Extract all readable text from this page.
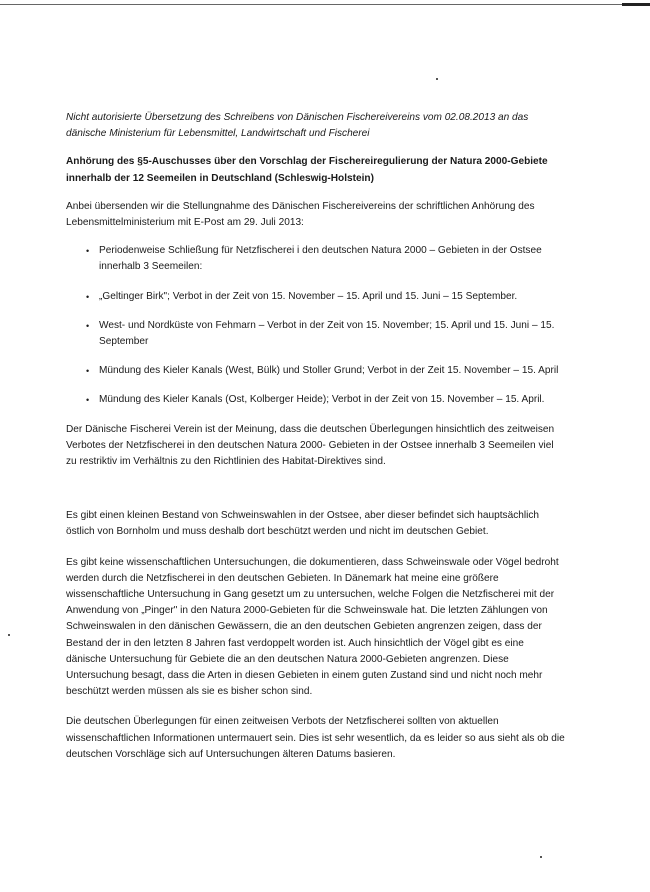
Nicht autorisierte Übersetzung des Schreibens von Dänischen Fischereivereins vom 02.08.2013 an das dänische Ministerium für Lebensmittel, Landwirtschaft und Fischerei

Anhörung des §5-Auschusses über den Vorschlag der Fischereiregulierung der Natura 2000-Gebiete innerhalb der 12 Seemeilen in Deutschland (Schleswig-Holstein)

Anbei übersenden wir die Stellungnahme des Dänischen Fischereivereins der schriftlichen Anhörung des Lebensmittelministerium mit E-Post am 29. Juli 2013:

• Periodenweise Schließung für Netzfischerei i den deutschen Natura 2000 – Gebieten in der Ostsee innerhalb 3 Seemeilen:
• „Geltinger Birk"; Verbot in der Zeit von 15. November – 15. April und 15. Juni – 15 September.
• West- und Nordküste von Fehmarn – Verbot in der Zeit von 15. November; 15. April und 15. Juni – 15. September
• Mündung des Kieler Kanals (West, Bülk) und Stoller Grund; Verbot in der Zeit 15. November – 15. April
• Mündung des Kieler Kanals (Ost, Kolberger Heide); Verbot in der Zeit von 15. November – 15. April.

Der Dänische Fischerei Verein ist der Meinung, dass die deutschen Überlegungen hinsichtlich des zeitweisen Verbotes der Netzfischerei in den deutschen Natura 2000- Gebieten in der Ostsee innerhalb 3 Seemeilen viel zu restriktiv im Verhältnis zu den Richtlinien des Habitat-Direktives sind.

Es gibt einen kleinen Bestand von Schweinswahlen in der Ostsee, aber dieser befindet sich hauptsächlich östlich von Bornholm und muss deshalb dort beschützt werden und nicht im deutschen Gebiet.

Es gibt keine wissenschaftlichen Untersuchungen, die dokumentieren, dass Schweinswale oder Vögel bedroht werden durch die Netzfischerei in den deutschen Gebieten. In Dänemark hat meine eine größere wissenschaftliche Untersuchung in Gang gesetzt um zu untersuchen, welche Folgen die Netzfischerei mit der Anwendung von „Pinger" in den Natura 2000-Gebieten für die Schweinswale hat. Die letzten Zählungen von Schweinswalen in den dänischen Gewässern, die an den deutschen Gebieten angrenzen zeigen, dass der Bestand der in den letzten 8 Jahren fast verdoppelt worden ist. Auch hinsichtlich der Vögel gibt es eine dänische Untersuchung für Gebiete die an den deutschen Natura 2000-Gebieten angrenzen. Diese Untersuchung besagt, dass die Arten in diesen Gebieten in einem guten Zustand sind und nicht noch mehr beschützt werden müssen als sie es bisher schon sind.

Die deutschen Überlegungen für einen zeitweisen Verbots der Netzfischerei sollten von aktuellen wissenschaftlichen Informationen untermauert sein. Dies ist sehr wesentlich, da es leider so aus sieht als ob die deutschen Vorschläge sich auf Untersuchungen älteren Datums basieren.
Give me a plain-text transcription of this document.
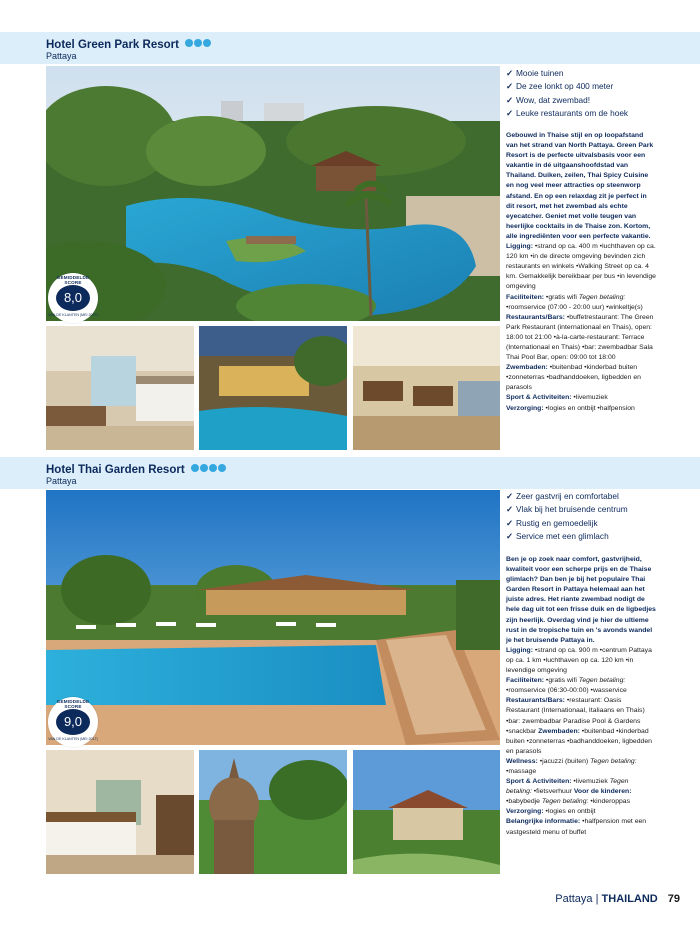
Hotel Green Park Resort
Pattaya
GEMIDDELDE SCORE
8,0
VAN DE KLANTEN (MEI 2017)
✓ Mooie tuinen
✓ De zee lonkt op 400 meter
✓ Wow, dat zwembad!
✓ Leuke restaurants om de hoek
Gebouwd in Thaise stijl en op loopafstand van het strand van North Pattaya. Green Park Resort is de perfecte uitvalsbasis voor een vakantie in dé uitgaanshoofdstad van Thailand. Duiken, zeilen, Thai Spicy Cuisine en nog veel meer attracties op steenworp afstand. En op een relaxdag zit je perfect in dit resort, met het zwembad als echte eyecatcher. Geniet met volle teugen van heerlijke cocktails in de Thaise zon. Kortom, alle ingrediënten voor een perfecte vakantie.
Ligging: •strand op ca. 400 m •luchthaven op ca. 120 km •in de directe omgeving bevinden zich restaurants en winkels •Walking Street op ca. 4 km. Gemakkelijk bereikbaar per bus •in levendige omgeving
Faciliteiten: •gratis wifi Tegen betaling: •roomservice (07:00 - 20:00 uur) •winkeltje(s)
Restaurants/Bars: •buffetrestaurant: The Green Park Restaurant (internationaal en Thais), open: 18:00 tot 21:00 •à-la-carte-restaurant: Terrace (Internationaal en Thais) •bar: zwembadbar Sala Thai Pool Bar, open: 09:00 tot 18:00 Zwembaden: •buitenbad •kinderbad buiten •zonneterras •badhanddoeken, ligbedden en parasols
Sport & Activiteiten: •livemuziek
Verzorging: •logies en ontbijt •halfpension
Hotel Thai Garden Resort
Pattaya
GEMIDDELDE SCORE
9,0
VAN DE KLANTEN (MEI 2017)
✓ Zeer gastvrij en comfortabel
✓ Vlak bij het bruisende centrum
✓ Rustig en gemoedelijk
✓ Service met een glimlach
Ben je op zoek naar comfort, gastvrijheid, kwaliteit voor een scherpe prijs en de Thaise glimlach? Dan ben je bij het populaire Thai Garden Resort in Pattaya helemaal aan het juiste adres. Het riante zwembad nodigt de hele dag uit tot een frisse duik en de ligbedjes zijn heerlijk. Overdag vind je hier de ultieme rust in de tropische tuin en 's avonds wandel je het bruisende Pattaya in.
Ligging: •strand op ca. 900 m •centrum Pattaya op ca. 1 km •luchthaven op ca. 120 km •in levendige omgeving
Faciliteiten: •gratis wifi Tegen betaling: •roomservice (06:30-00:00) •wasservice
Restaurants/Bars: •restaurant: Oasis Restaurant (Internationaal, Italiaans en Thais) •bar: zwembadbar Paradise Pool & Gardens •snackbar Zwembaden: •buitenbad •kinderbad buiten •zonneterras •badhanddoeken, ligbedden en parasols
Wellness: •jacuzzi (buiten) Tegen betaling: •massage
Sport & Activiteiten: •livemuziek Tegen betaling: •fietsverhuur Voor de kinderen: •babybedje Tegen betaling: •kinderoppas
Verzorging: •logies en ontbijt
Belangrijke informatie: •halfpension met een vastgesteld menu of buffet
Pattaya | THAILAND 79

→ Exercise goal
Pictures are excluded; output everything else in the data verbatim.

→ Complete answer
Extract all readable text from this page.
Nicht autorisierte Übersetzung des Schreibens von Dänischen Fischereivereins vom 02.08.2013 an das dänische Ministerium für Lebensmittel, Landwirtschaft und Fischerei

Anhörung des §5-Auschusses über den Vorschlag der Fischereiregulierung der Natura 2000-Gebiete innerhalb der 12 Seemeilen in Deutschland (Schleswig-Holstein)

Anbei übersenden wir die Stellungnahme des Dänischen Fischereivereins der schriftlichen Anhörung des Lebensmittelministerium mit E-Post am 29. Juli 2013:

• Periodenweise Schließung für Netzfischerei i den deutschen Natura 2000 – Gebieten in der Ostsee innerhalb 3 Seemeilen:
• „Geltinger Birk"; Verbot in der Zeit von 15. November – 15. April und 15. Juni – 15 September.
• West- und Nordküste von Fehmarn – Verbot in der Zeit von 15. November; 15. April und 15. Juni – 15. September
• Mündung des Kieler Kanals (West, Bülk) und Stoller Grund; Verbot in der Zeit 15. November – 15. April
• Mündung des Kieler Kanals (Ost, Kolberger Heide); Verbot in der Zeit von 15. November – 15. April.

Der Dänische Fischerei Verein ist der Meinung, dass die deutschen Überlegungen hinsichtlich des zeitweisen Verbotes der Netzfischerei in den deutschen Natura 2000- Gebieten in der Ostsee innerhalb 3 Seemeilen viel zu restriktiv im Verhältnis zu den Richtlinien des Habitat-Direktives sind.

Es gibt einen kleinen Bestand von Schweinswahlen in der Ostsee, aber dieser befindet sich hauptsächlich östlich von Bornholm und muss deshalb dort beschützt werden und nicht im deutschen Gebiet.

Es gibt keine wissenschaftlichen Untersuchungen, die dokumentieren, dass Schweinswale oder Vögel bedroht werden durch die Netzfischerei in den deutschen Gebieten. In Dänemark hat meine eine größere wissenschaftliche Untersuchung in Gang gesetzt um zu untersuchen, welche Folgen die Netzfischerei mit der Anwendung von „Pinger" in den Natura 2000-Gebieten für die Schweinswale hat. Die letzten Zählungen von Schweinswalen in den dänischen Gewässern, die an den deutschen Gebieten angrenzen zeigen, dass der Bestand der in den letzten 8 Jahren fast verdoppelt worden ist. Auch hinsichtlich der Vögel gibt es eine dänische Untersuchung für Gebiete die an den deutschen Natura 2000-Gebieten angrenzen. Diese Untersuchung besagt, dass die Arten in diesen Gebieten in einem guten Zustand sind und nicht noch mehr beschützt werden müssen als sie es bisher schon sind.

Die deutschen Überlegungen für einen zeitweisen Verbots der Netzfischerei sollten von aktuellen wissenschaftlichen Informationen untermauert sein. Dies ist sehr wesentlich, da es leider so aus sieht als ob die deutschen Vorschläge sich auf Untersuchungen älteren Datums basieren.
Give me a plain-text transcription of this document.
Hotel Green Park Resort
Pattaya
GEMIDDELDE SCORE
8,0
VAN DE KLANTEN (MEI 2017)
✓ Mooie tuinen
✓ De zee lonkt op 400 meter
✓ Wow, dat zwembad!
✓ Leuke restaurants om de hoek
Gebouwd in Thaise stijl en op loopafstand van het strand van North Pattaya. Green Park Resort is de perfecte uitvalsbasis voor een vakantie in dé uitgaanshoofdstad van Thailand. Duiken, zeilen, Thai Spicy Cuisine en nog veel meer attracties op steenworp afstand. En op een relaxdag zit je perfect in dit resort, met het zwembad als echte eyecatcher. Geniet met volle teugen van heerlijke cocktails in de Thaise zon. Kortom, alle ingrediënten voor een perfecte vakantie.
Ligging: •strand op ca. 400 m •luchthaven op ca. 120 km •in de directe omgeving bevinden zich restaurants en winkels •Walking Street op ca. 4 km. Gemakkelijk bereikbaar per bus •in levendige omgeving
Faciliteiten: •gratis wifi Tegen betaling: •roomservice (07:00 - 20:00 uur) •winkeltje(s)
Restaurants/Bars: •buffetrestaurant: The Green Park Restaurant (internationaal en Thais), open: 18:00 tot 21:00 •à-la-carte-restaurant: Terrace (Internationaal en Thais) •bar: zwembadbar Sala Thai Pool Bar, open: 09:00 tot 18:00 Zwembaden: •buitenbad •kinderbad buiten •zonneterras •badhanddoeken, ligbedden en parasols
Sport & Activiteiten: •livemuziek
Verzorging: •logies en ontbijt •halfpension
Hotel Thai Garden Resort
Pattaya
GEMIDDELDE SCORE
9,0
VAN DE KLANTEN (MEI 2017)
✓ Zeer gastvrij en comfortabel
✓ Vlak bij het bruisende centrum
✓ Rustig en gemoedelijk
✓ Service met een glimlach
Ben je op zoek naar comfort, gastvrijheid, kwaliteit voor een scherpe prijs en de Thaise glimlach? Dan ben je bij het populaire Thai Garden Resort in Pattaya helemaal aan het juiste adres. Het riante zwembad nodigt de hele dag uit tot een frisse duik en de ligbedjes zijn heerlijk. Overdag vind je hier de ultieme rust in de tropische tuin en 's avonds wandel je het bruisende Pattaya in.
Ligging: •strand op ca. 900 m •centrum Pattaya op ca. 1 km •luchthaven op ca. 120 km •in levendige omgeving
Faciliteiten: •gratis wifi Tegen betaling: •roomservice (06:30-00:00) •wasservice
Restaurants/Bars: •restaurant: Oasis Restaurant (Internationaal, Italiaans en Thais) •bar: zwembadbar Paradise Pool & Gardens •snackbar Zwembaden: •buitenbad •kinderbad buiten •zonneterras •badhanddoeken, ligbedden en parasols
Wellness: •jacuzzi (buiten) Tegen betaling: •massage
Sport & Activiteiten: •livemuziek Tegen betaling: •fietsverhuur Voor de kinderen: •babybedje Tegen betaling: •kinderoppas
Verzorging: •logies en ontbijt
Belangrijke informatie: •halfpension met een vastgesteld menu of buffet
Pattaya | THAILAND 79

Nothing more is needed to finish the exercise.